Saved entries
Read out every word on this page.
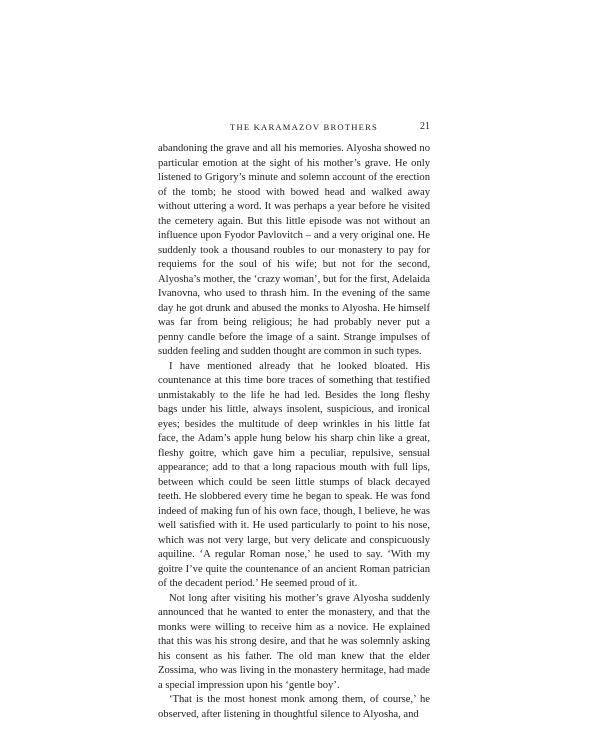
THE KARAMAZOV BROTHERS	21

abandoning the grave and all his memories. Alyosha showed no particular emotion at the sight of his mother’s grave. He only listened to Grigory’s minute and solemn account of the erection of the tomb; he stood with bowed head and walked away without uttering a word. It was perhaps a year before he visited the cemetery again. But this little episode was not without an influence upon Fyodor Pavlovitch – and a very original one. He suddenly took a thousand roubles to our monastery to pay for requiems for the soul of his wife; but not for the second, Alyosha’s mother, the ‘crazy woman’, but for the first, Adelaida Ivanovna, who used to thrash him. In the evening of the same day he got drunk and abused the monks to Alyosha. He himself was far from being religious; he had probably never put a penny candle before the image of a saint. Strange impulses of sudden feeling and sudden thought are common in such types.

I have mentioned already that he looked bloated. His countenance at this time bore traces of something that testified unmistakably to the life he had led. Besides the long fleshy bags under his little, always insolent, suspicious, and ironical eyes; besides the multitude of deep wrinkles in his little fat face, the Adam’s apple hung below his sharp chin like a great, fleshy goitre, which gave him a peculiar, repulsive, sensual appearance; add to that a long rapacious mouth with full lips, between which could be seen little stumps of black decayed teeth. He slobbered every time he began to speak. He was fond indeed of making fun of his own face, though, I believe, he was well satisfied with it. He used particularly to point to his nose, which was not very large, but very delicate and conspicuously aquiline. ‘A regular Roman nose,’ he used to say. ‘With my goitre I’ve quite the countenance of an ancient Roman patrician of the decadent period.’ He seemed proud of it.

Not long after visiting his mother’s grave Alyosha suddenly announced that he wanted to enter the monastery, and that the monks were willing to receive him as a novice. He explained that this was his strong desire, and that he was solemnly asking his consent as his father. The old man knew that the elder Zossima, who was living in the monastery hermitage, had made a special impression upon his ‘gentle boy’.

‘That is the most honest monk among them, of course,’ he observed, after listening in thoughtful silence to Alyosha, and
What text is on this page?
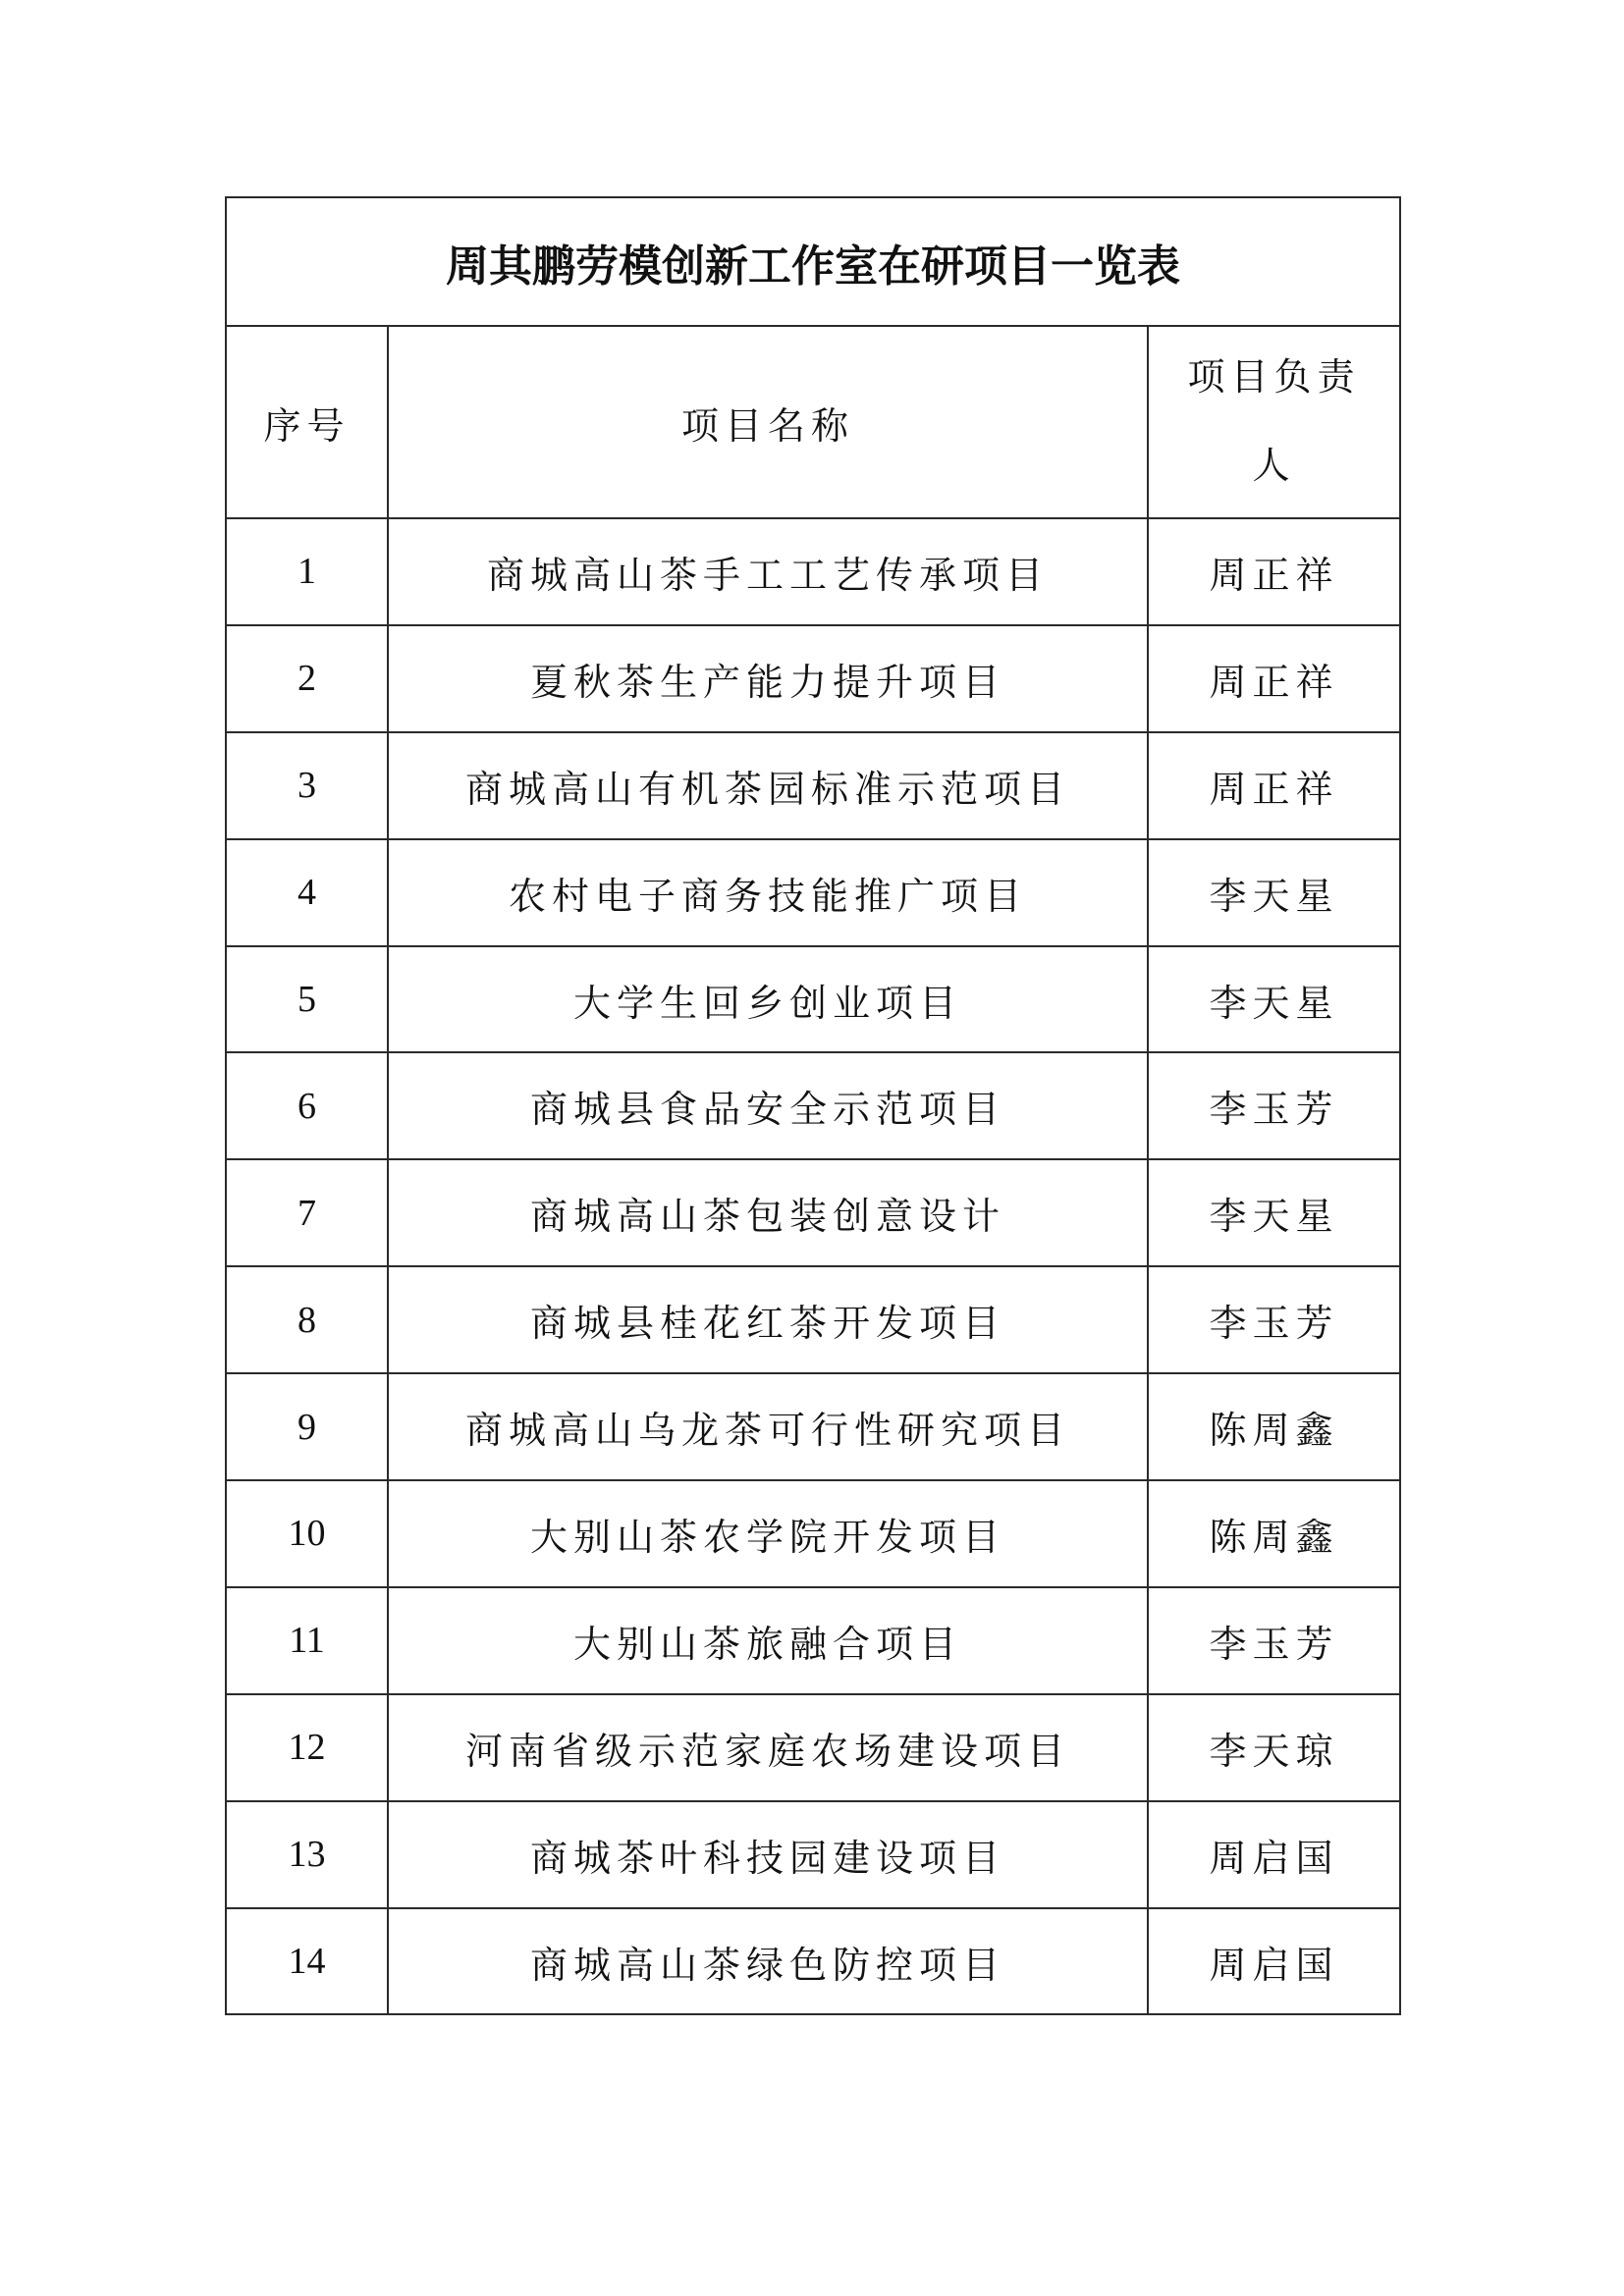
周其鹏劳模创新工作室在研项目一览表		
序号	项目名称	项目负责人
1	商城高山茶手工工艺传承项目	周正祥
2	夏秋茶生产能力提升项目	周正祥
3	商城高山有机茶园标准示范项目	周正祥
4	农村电子商务技能推广项目	李天星
5	大学生回乡创业项目	李天星
6	商城县食品安全示范项目	李玉芳
7	商城高山茶包装创意设计	李天星
8	商城县桂花红茶开发项目	李玉芳
9	商城高山乌龙茶可行性研究项目	陈周鑫
10	大别山茶农学院开发项目	陈周鑫
11	大别山茶旅融合项目	李玉芳
12	河南省级示范家庭农场建设项目	李天琼
13	商城茶叶科技园建设项目	周启国
14	商城高山茶绿色防控项目	周启国
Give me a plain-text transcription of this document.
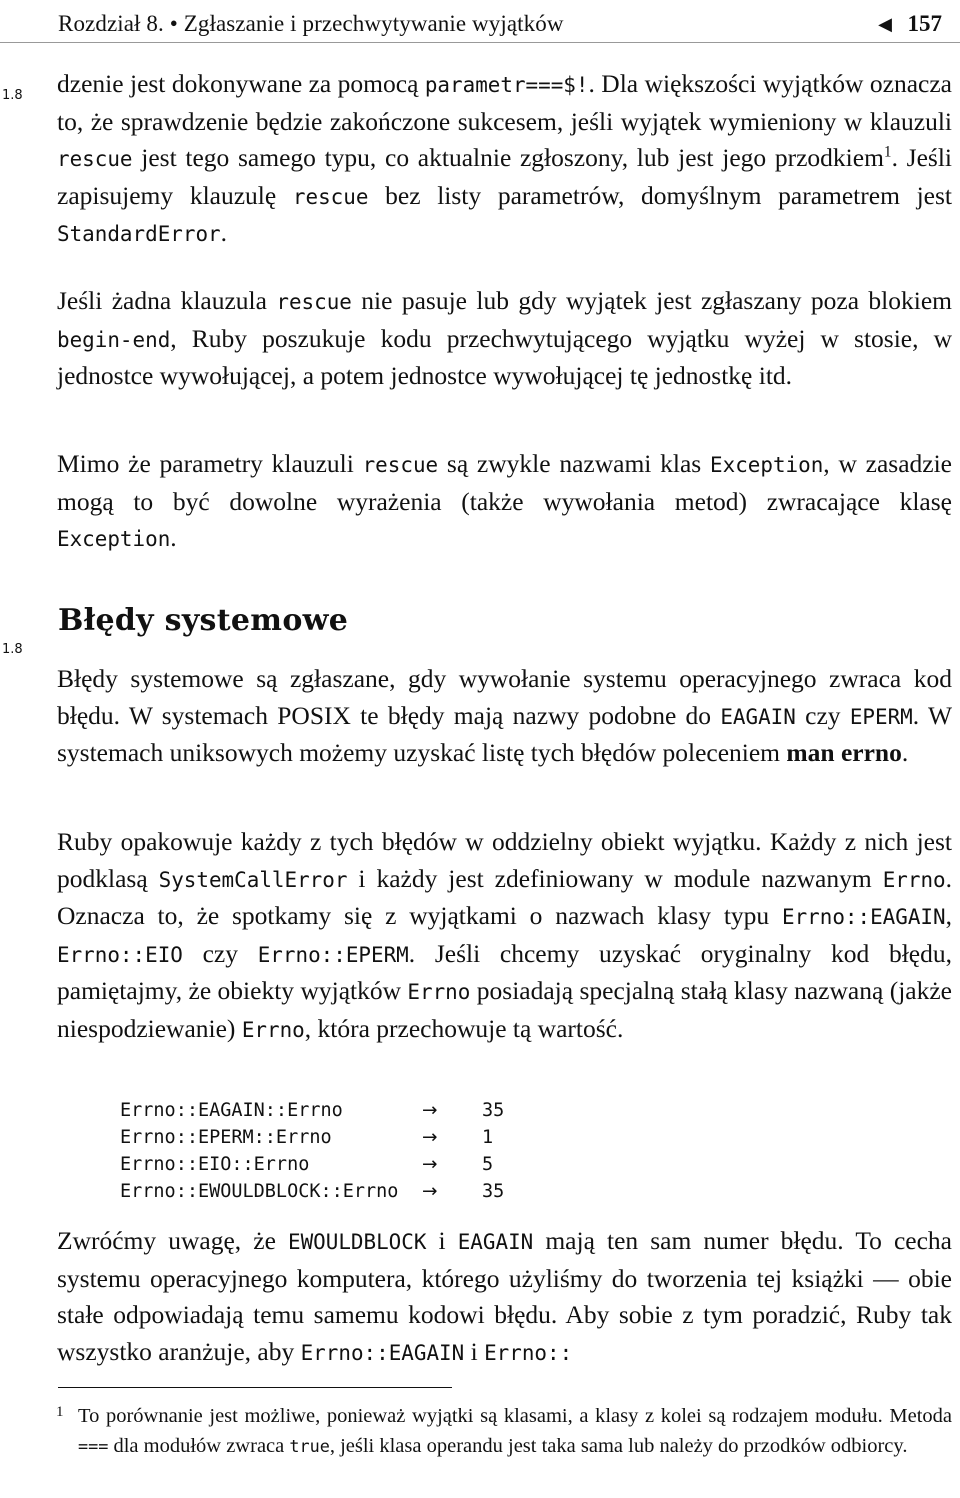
Rozdział 8. • Zgłaszanie i przechwytywanie wyjątków	◀ 157
1.8
1.8

dzenie jest dokonywane za pomocą parametr===$!. Dla większości wyjątków oznacza to, że sprawdzenie będzie zakończone sukcesem, jeśli wyjątek wymieniony w klauzuli rescue jest tego samego typu, co aktualnie zgłoszony, lub jest jego przodkiem$^1$. Jeśli zapisujemy klauzulę rescue bez listy parametrów, domyślnym parametrem jest StandardError.

Jeśli żadna klauzula rescue nie pasuje lub gdy wyjątek jest zgłaszany poza blokiem begin-end, Ruby poszukuje kodu przechwytującego wyjątku wyżej w stosie, w jednostce wywołującej, a potem jednostce wywołującej tę jednostkę itd.

Mimo że parametry klauzuli rescue są zwykle nazwami klas Exception, w zasadzie mogą to być dowolne wyrażenia (także wywołania metod) zwracające klasę Exception.

Błędy systemowe

Błędy systemowe są zgłaszane, gdy wywołanie systemu operacyjnego zwraca kod błędu. W systemach POSIX te błędy mają nazwy podobne do EAGAIN czy EPERM. W systemach uniksowych możemy uzyskać listę tych błędów poleceniem man errno.

Ruby opakowuje każdy z tych błędów w oddzielny obiekt wyjątku. Każdy z nich jest podklasą SystemCallError i każdy jest zdefiniowany w module nazwanym Errno. Oznacza to, że spotkamy się z wyjątkami o nazwach klasy typu Errno::EAGAIN, Errno::EIO czy Errno::EPERM. Jeśli chcemy uzyskać oryginalny kod błędu, pamiętajmy, że obiekty wyjątków Errno posiadają specjalną stałą klasy nazwaną (jakże niespodziewanie) Errno, która przechowuje tą wartość.

Errno::EAGAIN::Errno	→ 35
Errno::EPERM::Errno	→ 1
Errno::EIO::Errno	→ 5
Errno::EWOULDBLOCK::Errno → 35

Zwróćmy uwagę, że EWOULDBLOCK i EAGAIN mają ten sam numer błędu. To cecha systemu operacyjnego komputera, którego użyliśmy do tworzenia tej książki — obie stałe odpowiadają temu samemu kodowi błędu. Aby sobie z tym poradzić, Ruby tak wszystko aranżuje, aby Errno::EAGAIN i Errno::

1 To porównanie jest możliwe, ponieważ wyjątki są klasami, a klasy z kolei są rodzajem modułu. Metoda === dla modułów zwraca true, jeśli klasa operandu jest taka sama lub należy do przodków odbiorcy.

• [Written instruction]:
Look through the entries above and report each line where the string "page" occurs.

• [Response below]:
Read out every word on this page.
What text is on this page?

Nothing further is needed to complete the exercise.